| Written task |
For the copy, please give all of the data again exactly and leave the pictures out.

| Recorded information |
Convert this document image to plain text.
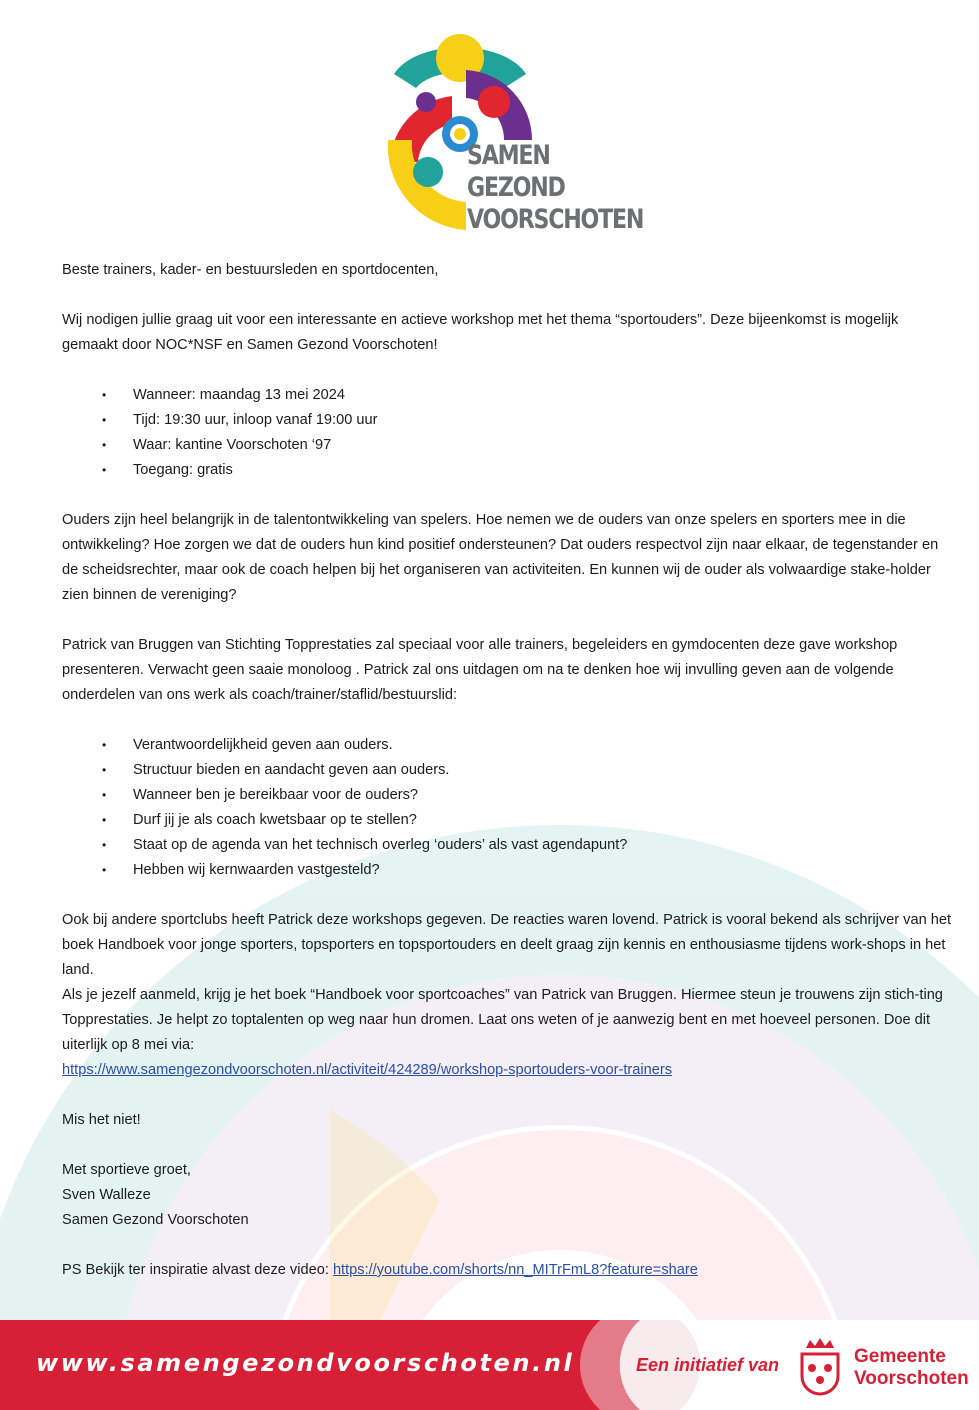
SAMEN
GEZOND
VOORSCHOTEN

Beste trainers, kader- en bestuursleden en sportdocenten,

Wij nodigen jullie graag uit voor een interessante en actieve workshop met het thema “sportouders”. Deze bijeenkomst is mogelijk gemaakt door NOC*NSF en Samen Gezond Voorschoten!

• Wanneer: maandag 13 mei 2024
• Tijd: 19:30 uur, inloop vanaf 19:00 uur
• Waar: kantine Voorschoten ‘97
• Toegang: gratis

Ouders zijn heel belangrijk in de talentontwikkeling van spelers. Hoe nemen we de ouders van onze spelers en sporters mee in die ontwikkeling? Hoe zorgen we dat de ouders hun kind positief ondersteunen? Dat ouders respectvol zijn naar elkaar, de tegenstander en de scheidsrechter, maar ook de coach helpen bij het organiseren van activiteiten. En kunnen wij de ouder als volwaardige stake-holder zien binnen de vereniging?

Patrick van Bruggen van Stichting Topprestaties zal speciaal voor alle trainers, begeleiders en gymdocenten deze gave workshop presenteren. Verwacht geen saaie monoloog . Patrick zal ons uitdagen om na te denken hoe wij invulling geven aan de volgende onderdelen van ons werk als coach/trainer/staflid/bestuurslid:

• Verantwoordelijkheid geven aan ouders.
• Structuur bieden en aandacht geven aan ouders.
• Wanneer ben je bereikbaar voor de ouders?
• Durf jij je als coach kwetsbaar op te stellen?
• Staat op de agenda van het technisch overleg ‘ouders’ als vast agendapunt?
• Hebben wij kernwaarden vastgesteld?

Ook bij andere sportclubs heeft Patrick deze workshops gegeven. De reacties waren lovend. Patrick is vooral bekend als schrijver van het boek Handboek voor jonge sporters, topsporters en topsportouders en deelt graag zijn kennis en enthousiasme tijdens work-shops in het land.

Als je jezelf aanmeld, krijg je het boek “Handboek voor sportcoaches” van Patrick van Bruggen. Hiermee steun je trouwens zijn stich-ting Topprestaties. Je helpt zo toptalenten op weg naar hun dromen. Laat ons weten of je aanwezig bent en met hoeveel personen. Doe dit uiterlijk op 8 mei via:

https://www.samengezondvoorschoten.nl/activiteit/424289/workshop-sportouders-voor-trainers

Mis het niet!

Met sportieve groet,

Sven Walleze

Samen Gezond Voorschoten

PS Bekijk ter inspiratie alvast deze video: https://youtube.com/shorts/nn_MITrFmL8?feature=share

www.samengezondvoorschoten.nl	Een initiatief van	Gemeente
Voorschoten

| Full solution |
Convert this document image to plain text.
SAMEN
GEZOND
VOORSCHOTEN

Beste trainers, kader- en bestuursleden en sportdocenten,

Wij nodigen jullie graag uit voor een interessante en actieve workshop met het thema “sportouders”. Deze bijeenkomst is mogelijk gemaakt door NOC*NSF en Samen Gezond Voorschoten!

• Wanneer: maandag 13 mei 2024
• Tijd: 19:30 uur, inloop vanaf 19:00 uur
• Waar: kantine Voorschoten ‘97
• Toegang: gratis

Ouders zijn heel belangrijk in de talentontwikkeling van spelers. Hoe nemen we de ouders van onze spelers en sporters mee in die ontwikkeling? Hoe zorgen we dat de ouders hun kind positief ondersteunen? Dat ouders respectvol zijn naar elkaar, de tegenstander en de scheidsrechter, maar ook de coach helpen bij het organiseren van activiteiten. En kunnen wij de ouder als volwaardige stake-holder zien binnen de vereniging?

Patrick van Bruggen van Stichting Topprestaties zal speciaal voor alle trainers, begeleiders en gymdocenten deze gave workshop presenteren. Verwacht geen saaie monoloog . Patrick zal ons uitdagen om na te denken hoe wij invulling geven aan de volgende onderdelen van ons werk als coach/trainer/staflid/bestuurslid:

• Verantwoordelijkheid geven aan ouders.
• Structuur bieden en aandacht geven aan ouders.
• Wanneer ben je bereikbaar voor de ouders?
• Durf jij je als coach kwetsbaar op te stellen?
• Staat op de agenda van het technisch overleg ‘ouders’ als vast agendapunt?
• Hebben wij kernwaarden vastgesteld?

Ook bij andere sportclubs heeft Patrick deze workshops gegeven. De reacties waren lovend. Patrick is vooral bekend als schrijver van het boek Handboek voor jonge sporters, topsporters en topsportouders en deelt graag zijn kennis en enthousiasme tijdens work-shops in het land.

Als je jezelf aanmeld, krijg je het boek “Handboek voor sportcoaches” van Patrick van Bruggen. Hiermee steun je trouwens zijn stich-ting Topprestaties. Je helpt zo toptalenten op weg naar hun dromen. Laat ons weten of je aanwezig bent en met hoeveel personen. Doe dit uiterlijk op 8 mei via:

https://www.samengezondvoorschoten.nl/activiteit/424289/workshop-sportouders-voor-trainers

Mis het niet!

Met sportieve groet,

Sven Walleze

Samen Gezond Voorschoten

PS Bekijk ter inspiratie alvast deze video: https://youtube.com/shorts/nn_MITrFmL8?feature=share

www.samengezondvoorschoten.nl	Een initiatief van	Gemeente
Voorschoten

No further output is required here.